* **DATA RECORDS**
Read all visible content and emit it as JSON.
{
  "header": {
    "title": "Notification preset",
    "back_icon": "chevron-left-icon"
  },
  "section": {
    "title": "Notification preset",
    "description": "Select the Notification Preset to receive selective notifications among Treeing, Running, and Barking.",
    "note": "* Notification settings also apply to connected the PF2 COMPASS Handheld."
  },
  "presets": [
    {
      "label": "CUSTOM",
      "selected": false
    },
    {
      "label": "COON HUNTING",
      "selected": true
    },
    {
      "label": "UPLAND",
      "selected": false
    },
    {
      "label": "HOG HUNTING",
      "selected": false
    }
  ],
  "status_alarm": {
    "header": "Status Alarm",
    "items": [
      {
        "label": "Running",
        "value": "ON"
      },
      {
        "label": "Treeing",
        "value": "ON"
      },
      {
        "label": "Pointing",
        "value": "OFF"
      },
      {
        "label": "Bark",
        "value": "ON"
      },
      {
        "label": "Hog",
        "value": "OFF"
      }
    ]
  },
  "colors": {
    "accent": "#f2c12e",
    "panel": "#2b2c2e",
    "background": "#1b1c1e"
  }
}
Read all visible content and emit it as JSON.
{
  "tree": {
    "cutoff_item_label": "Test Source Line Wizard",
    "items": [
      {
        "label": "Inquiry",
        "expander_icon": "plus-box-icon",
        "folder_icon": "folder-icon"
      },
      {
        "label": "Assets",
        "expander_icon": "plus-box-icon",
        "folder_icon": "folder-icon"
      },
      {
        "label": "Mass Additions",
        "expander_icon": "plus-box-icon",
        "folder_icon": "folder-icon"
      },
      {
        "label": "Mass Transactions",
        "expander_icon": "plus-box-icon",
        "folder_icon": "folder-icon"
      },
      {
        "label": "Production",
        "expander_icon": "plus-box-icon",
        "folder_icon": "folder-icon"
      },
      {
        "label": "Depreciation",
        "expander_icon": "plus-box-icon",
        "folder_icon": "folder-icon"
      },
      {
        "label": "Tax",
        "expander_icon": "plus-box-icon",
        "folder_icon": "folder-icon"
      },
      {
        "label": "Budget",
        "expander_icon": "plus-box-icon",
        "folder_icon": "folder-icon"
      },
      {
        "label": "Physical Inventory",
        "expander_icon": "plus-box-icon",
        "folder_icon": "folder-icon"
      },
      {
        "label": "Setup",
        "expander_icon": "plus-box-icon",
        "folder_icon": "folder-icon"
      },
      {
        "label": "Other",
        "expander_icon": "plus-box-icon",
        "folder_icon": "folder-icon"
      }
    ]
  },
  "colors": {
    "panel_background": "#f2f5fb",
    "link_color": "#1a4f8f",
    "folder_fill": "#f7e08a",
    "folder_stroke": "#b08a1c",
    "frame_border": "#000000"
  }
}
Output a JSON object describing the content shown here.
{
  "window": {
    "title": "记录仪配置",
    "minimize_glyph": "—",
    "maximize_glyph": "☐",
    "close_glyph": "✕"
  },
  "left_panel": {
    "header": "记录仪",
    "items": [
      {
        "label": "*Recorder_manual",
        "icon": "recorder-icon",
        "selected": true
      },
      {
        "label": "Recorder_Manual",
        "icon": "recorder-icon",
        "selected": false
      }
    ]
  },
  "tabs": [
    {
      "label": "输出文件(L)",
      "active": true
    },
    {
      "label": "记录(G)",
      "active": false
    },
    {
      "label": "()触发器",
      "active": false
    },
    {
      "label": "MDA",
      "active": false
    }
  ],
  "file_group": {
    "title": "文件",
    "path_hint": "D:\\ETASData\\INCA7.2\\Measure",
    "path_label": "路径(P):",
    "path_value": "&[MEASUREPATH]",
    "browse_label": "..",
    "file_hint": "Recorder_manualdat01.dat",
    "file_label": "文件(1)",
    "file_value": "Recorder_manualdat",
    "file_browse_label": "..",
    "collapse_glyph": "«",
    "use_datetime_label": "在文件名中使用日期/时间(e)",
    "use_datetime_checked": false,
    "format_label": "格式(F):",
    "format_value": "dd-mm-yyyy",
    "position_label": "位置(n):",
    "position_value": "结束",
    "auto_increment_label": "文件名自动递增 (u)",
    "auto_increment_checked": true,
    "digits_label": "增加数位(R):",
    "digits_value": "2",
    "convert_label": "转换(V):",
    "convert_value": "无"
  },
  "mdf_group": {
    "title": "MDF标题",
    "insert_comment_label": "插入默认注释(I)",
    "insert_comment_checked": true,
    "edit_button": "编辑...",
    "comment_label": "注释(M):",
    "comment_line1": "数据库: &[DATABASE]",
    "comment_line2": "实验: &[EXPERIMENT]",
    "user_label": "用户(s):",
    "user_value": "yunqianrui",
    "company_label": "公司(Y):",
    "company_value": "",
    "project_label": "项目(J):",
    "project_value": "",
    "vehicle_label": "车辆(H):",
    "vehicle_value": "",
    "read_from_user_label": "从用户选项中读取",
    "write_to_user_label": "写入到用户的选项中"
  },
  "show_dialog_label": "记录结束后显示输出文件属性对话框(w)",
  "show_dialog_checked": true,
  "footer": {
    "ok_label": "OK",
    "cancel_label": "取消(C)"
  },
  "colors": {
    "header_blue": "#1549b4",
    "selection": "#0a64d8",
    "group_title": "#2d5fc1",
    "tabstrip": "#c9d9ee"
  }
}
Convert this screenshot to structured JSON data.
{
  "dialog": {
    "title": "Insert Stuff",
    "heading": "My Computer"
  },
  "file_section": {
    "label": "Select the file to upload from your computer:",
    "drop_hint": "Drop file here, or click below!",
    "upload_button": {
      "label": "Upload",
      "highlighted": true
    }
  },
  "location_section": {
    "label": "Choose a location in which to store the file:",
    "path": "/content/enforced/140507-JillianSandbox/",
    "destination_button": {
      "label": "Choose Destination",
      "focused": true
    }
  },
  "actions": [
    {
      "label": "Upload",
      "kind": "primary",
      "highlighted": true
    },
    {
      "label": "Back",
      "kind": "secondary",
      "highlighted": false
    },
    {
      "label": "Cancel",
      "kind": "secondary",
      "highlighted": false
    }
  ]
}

* **TASK REQUIREMENTS**
All of the records must be repeated exactly.

* **SOLUTION BELOW**
Read all visible content and emit it as JSON.
{
  "header": {
    "title": "Notification preset",
    "back_icon": "chevron-left-icon"
  },
  "section": {
    "title": "Notification preset",
    "description": "Select the Notification Preset to receive selective notifications among Treeing, Running, and Barking.",
    "note": "* Notification settings also apply to connected the PF2 COMPASS Handheld."
  },
  "presets": [
    {
      "label": "CUSTOM",
      "selected": false
    },
    {
      "label": "COON HUNTING",
      "selected": true
    },
    {
      "label": "UPLAND",
      "selected": false
    },
    {
      "label": "HOG HUNTING",
      "selected": false
    }
  ],
  "status_alarm": {
    "header": "Status Alarm",
    "items": [
      {
        "label": "Running",
        "value": "ON"
      },
      {
        "label": "Treeing",
        "value": "ON"
      },
      {
        "label": "Pointing",
        "value": "OFF"
      },
      {
        "label": "Bark",
        "value": "ON"
      },
      {
        "label": "Hog",
        "value": "OFF"
      }
    ]
  },
  "colors": {
    "accent": "#f2c12e",
    "panel": "#2b2c2e",
    "background": "#1b1c1e"
  }
}
Read all visible content and emit it as JSON.
{
  "tree": {
    "cutoff_item_label": "Test Source Line Wizard",
    "items": [
      {
        "label": "Inquiry",
        "expander_icon": "plus-box-icon",
        "folder_icon": "folder-icon"
      },
      {
        "label": "Assets",
        "expander_icon": "plus-box-icon",
        "folder_icon": "folder-icon"
      },
      {
        "label": "Mass Additions",
        "expander_icon": "plus-box-icon",
        "folder_icon": "folder-icon"
      },
      {
        "label": "Mass Transactions",
        "expander_icon": "plus-box-icon",
        "folder_icon": "folder-icon"
      },
      {
        "label": "Production",
        "expander_icon": "plus-box-icon",
        "folder_icon": "folder-icon"
      },
      {
        "label": "Depreciation",
        "expander_icon": "plus-box-icon",
        "folder_icon": "folder-icon"
      },
      {
        "label": "Tax",
        "expander_icon": "plus-box-icon",
        "folder_icon": "folder-icon"
      },
      {
        "label": "Budget",
        "expander_icon": "plus-box-icon",
        "folder_icon": "folder-icon"
      },
      {
        "label": "Physical Inventory",
        "expander_icon": "plus-box-icon",
        "folder_icon": "folder-icon"
      },
      {
        "label": "Setup",
        "expander_icon": "plus-box-icon",
        "folder_icon": "folder-icon"
      },
      {
        "label": "Other",
        "expander_icon": "plus-box-icon",
        "folder_icon": "folder-icon"
      }
    ]
  },
  "colors": {
    "panel_background": "#f2f5fb",
    "link_color": "#1a4f8f",
    "folder_fill": "#f7e08a",
    "folder_stroke": "#b08a1c",
    "frame_border": "#000000"
  }
}
Output a JSON object describing the content shown here.
{
  "window": {
    "title": "记录仪配置",
    "minimize_glyph": "—",
    "maximize_glyph": "☐",
    "close_glyph": "✕"
  },
  "left_panel": {
    "header": "记录仪",
    "items": [
      {
        "label": "*Recorder_manual",
        "icon": "recorder-icon",
        "selected": true
      },
      {
        "label": "Recorder_Manual",
        "icon": "recorder-icon",
        "selected": false
      }
    ]
  },
  "tabs": [
    {
      "label": "输出文件(L)",
      "active": true
    },
    {
      "label": "记录(G)",
      "active": false
    },
    {
      "label": "()触发器",
      "active": false
    },
    {
      "label": "MDA",
      "active": false
    }
  ],
  "file_group": {
    "title": "文件",
    "path_hint": "D:\\ETASData\\INCA7.2\\Measure",
    "path_label": "路径(P):",
    "path_value": "&[MEASUREPATH]",
    "browse_label": "..",
    "file_hint": "Recorder_manualdat01.dat",
    "file_label": "文件(1)",
    "file_value": "Recorder_manualdat",
    "file_browse_label": "..",
    "collapse_glyph": "«",
    "use_datetime_label": "在文件名中使用日期/时间(e)",
    "use_datetime_checked": false,
    "format_label": "格式(F):",
    "format_value": "dd-mm-yyyy",
    "position_label": "位置(n):",
    "position_value": "结束",
    "auto_increment_label": "文件名自动递增 (u)",
    "auto_increment_checked": true,
    "digits_label": "增加数位(R):",
    "digits_value": "2",
    "convert_label": "转换(V):",
    "convert_value": "无"
  },
  "mdf_group": {
    "title": "MDF标题",
    "insert_comment_label": "插入默认注释(I)",
    "insert_comment_checked": true,
    "edit_button": "编辑...",
    "comment_label": "注释(M):",
    "comment_line1": "数据库: &[DATABASE]",
    "comment_line2": "实验: &[EXPERIMENT]",
    "user_label": "用户(s):",
    "user_value": "yunqianrui",
    "company_label": "公司(Y):",
    "company_value": "",
    "project_label": "项目(J):",
    "project_value": "",
    "vehicle_label": "车辆(H):",
    "vehicle_value": "",
    "read_from_user_label": "从用户选项中读取",
    "write_to_user_label": "写入到用户的选项中"
  },
  "show_dialog_label": "记录结束后显示输出文件属性对话框(w)",
  "show_dialog_checked": true,
  "footer": {
    "ok_label": "OK",
    "cancel_label": "取消(C)"
  },
  "colors": {
    "header_blue": "#1549b4",
    "selection": "#0a64d8",
    "group_title": "#2d5fc1",
    "tabstrip": "#c9d9ee"
  }
}
Convert this screenshot to structured JSON data.
{
  "dialog": {
    "title": "Insert Stuff",
    "heading": "My Computer"
  },
  "file_section": {
    "label": "Select the file to upload from your computer:",
    "drop_hint": "Drop file here, or click below!",
    "upload_button": {
      "label": "Upload",
      "highlighted": true
    }
  },
  "location_section": {
    "label": "Choose a location in which to store the file:",
    "path": "/content/enforced/140507-JillianSandbox/",
    "destination_button": {
      "label": "Choose Destination",
      "focused": true
    }
  },
  "actions": [
    {
      "label": "Upload",
      "kind": "primary",
      "highlighted": true
    },
    {
      "label": "Back",
      "kind": "secondary",
      "highlighted": false
    },
    {
      "label": "Cancel",
      "kind": "secondary",
      "highlighted": false
    }
  ]
}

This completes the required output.